* _THE REQUEST_
Leave out the pictures; transcribe all else exactly.

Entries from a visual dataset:
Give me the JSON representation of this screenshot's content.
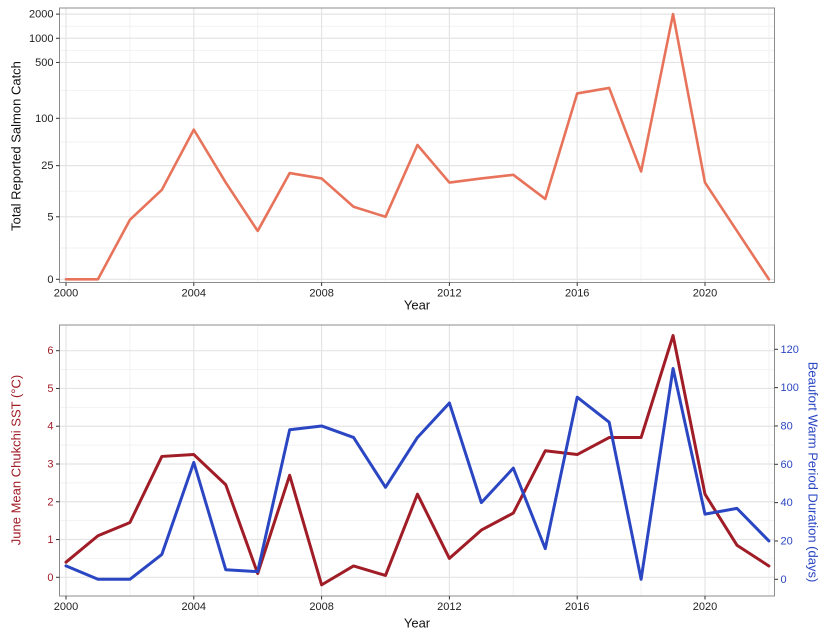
{
  "chart_data": [
    {
      "type": "line",
      "title": "",
      "xlabel": "Year",
      "ylabel": "Total Reported Salmon Catch",
      "yscale": "pseudo-log (log10(y+1))",
      "grid": "on",
      "line_color": "#E8735B",
      "x": [
        2000,
        2001,
        2002,
        2003,
        2004,
        2005,
        2006,
        2007,
        2008,
        2009,
        2010,
        2011,
        2012,
        2013,
        2014,
        2015,
        2016,
        2017,
        2018,
        2019,
        2020,
        2021,
        2022
      ],
      "values": [
        0,
        0,
        4.5,
        12,
        72,
        15,
        3,
        20,
        17,
        7,
        5,
        46,
        15,
        17,
        19,
        9,
        205,
        240,
        21,
        2000,
        15,
        3,
        0
      ],
      "yticks": [
        0,
        5,
        25,
        100,
        500,
        1000,
        2000
      ],
      "xticks": [
        2000,
        2004,
        2008,
        2012,
        2016,
        2020
      ],
      "xminor": [
        2002,
        2006,
        2010,
        2014,
        2018,
        2022
      ],
      "xlim": [
        1999.8,
        2022.2
      ],
      "ylim": [
        0,
        2000
      ]
    },
    {
      "type": "line",
      "title": "",
      "xlabel": "Year",
      "grid": "on",
      "x": [
        2000,
        2001,
        2002,
        2003,
        2004,
        2005,
        2006,
        2007,
        2008,
        2009,
        2010,
        2011,
        2012,
        2013,
        2014,
        2015,
        2016,
        2017,
        2018,
        2019,
        2020,
        2021,
        2022
      ],
      "series": [
        {
          "name": "June Mean Chukchi SST (°C)",
          "axis": "left",
          "color": "#A01C26",
          "values": [
            0.4,
            1.1,
            1.45,
            3.2,
            3.25,
            2.45,
            0.1,
            2.7,
            -0.2,
            0.3,
            0.05,
            2.2,
            0.5,
            1.25,
            1.7,
            3.35,
            3.25,
            3.7,
            3.7,
            6.4,
            2.2,
            0.85,
            0.3
          ]
        },
        {
          "name": "Beaufort Warm Period Duration (days)",
          "axis": "right",
          "color": "#2B46C3",
          "values": [
            7,
            0,
            0,
            13,
            61,
            5,
            4,
            78,
            80,
            74,
            48,
            74,
            92,
            40,
            58,
            16,
            95,
            82,
            0,
            110,
            34,
            37,
            20
          ]
        }
      ],
      "left_yticks": [
        0,
        1,
        2,
        3,
        4,
        5,
        6
      ],
      "right_yticks": [
        0,
        20,
        40,
        60,
        80,
        100,
        120
      ],
      "xticks": [
        2000,
        2004,
        2008,
        2012,
        2016,
        2020
      ],
      "xminor": [
        2002,
        2006,
        2010,
        2014,
        2018,
        2022
      ],
      "left_ylim": [
        -0.49,
        6.68
      ],
      "right_ylim": [
        -8.7,
        132.7
      ]
    }
  ],
  "style": {
    "grid_major_color": "#E4E4E4",
    "grid_minor_color": "#F2F2F2",
    "panel_border_color": "#8C8C8C",
    "tick_color": "#333333",
    "tick_label_color": "#1F1F1F"
  }
}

* _THE SOLUTION_
Give me the JSON representation of this screenshot's content.
{
  "chart_data": [
    {
      "type": "line",
      "title": "",
      "xlabel": "Year",
      "ylabel": "Total Reported Salmon Catch",
      "yscale": "pseudo-log (log10(y+1))",
      "grid": "on",
      "line_color": "#E8735B",
      "x": [
        2000,
        2001,
        2002,
        2003,
        2004,
        2005,
        2006,
        2007,
        2008,
        2009,
        2010,
        2011,
        2012,
        2013,
        2014,
        2015,
        2016,
        2017,
        2018,
        2019,
        2020,
        2021,
        2022
      ],
      "values": [
        0,
        0,
        4.5,
        12,
        72,
        15,
        3,
        20,
        17,
        7,
        5,
        46,
        15,
        17,
        19,
        9,
        205,
        240,
        21,
        2000,
        15,
        3,
        0
      ],
      "yticks": [
        0,
        5,
        25,
        100,
        500,
        1000,
        2000
      ],
      "xticks": [
        2000,
        2004,
        2008,
        2012,
        2016,
        2020
      ],
      "xminor": [
        2002,
        2006,
        2010,
        2014,
        2018,
        2022
      ],
      "xlim": [
        1999.8,
        2022.2
      ],
      "ylim": [
        0,
        2000
      ]
    },
    {
      "type": "line",
      "title": "",
      "xlabel": "Year",
      "grid": "on",
      "x": [
        2000,
        2001,
        2002,
        2003,
        2004,
        2005,
        2006,
        2007,
        2008,
        2009,
        2010,
        2011,
        2012,
        2013,
        2014,
        2015,
        2016,
        2017,
        2018,
        2019,
        2020,
        2021,
        2022
      ],
      "series": [
        {
          "name": "June Mean Chukchi SST (°C)",
          "axis": "left",
          "color": "#A01C26",
          "values": [
            0.4,
            1.1,
            1.45,
            3.2,
            3.25,
            2.45,
            0.1,
            2.7,
            -0.2,
            0.3,
            0.05,
            2.2,
            0.5,
            1.25,
            1.7,
            3.35,
            3.25,
            3.7,
            3.7,
            6.4,
            2.2,
            0.85,
            0.3
          ]
        },
        {
          "name": "Beaufort Warm Period Duration (days)",
          "axis": "right",
          "color": "#2B46C3",
          "values": [
            7,
            0,
            0,
            13,
            61,
            5,
            4,
            78,
            80,
            74,
            48,
            74,
            92,
            40,
            58,
            16,
            95,
            82,
            0,
            110,
            34,
            37,
            20
          ]
        }
      ],
      "left_yticks": [
        0,
        1,
        2,
        3,
        4,
        5,
        6
      ],
      "right_yticks": [
        0,
        20,
        40,
        60,
        80,
        100,
        120
      ],
      "xticks": [
        2000,
        2004,
        2008,
        2012,
        2016,
        2020
      ],
      "xminor": [
        2002,
        2006,
        2010,
        2014,
        2018,
        2022
      ],
      "left_ylim": [
        -0.49,
        6.68
      ],
      "right_ylim": [
        -8.7,
        132.7
      ]
    }
  ],
  "style": {
    "grid_major_color": "#E4E4E4",
    "grid_minor_color": "#F2F2F2",
    "panel_border_color": "#8C8C8C",
    "tick_color": "#333333",
    "tick_label_color": "#1F1F1F"
  }
}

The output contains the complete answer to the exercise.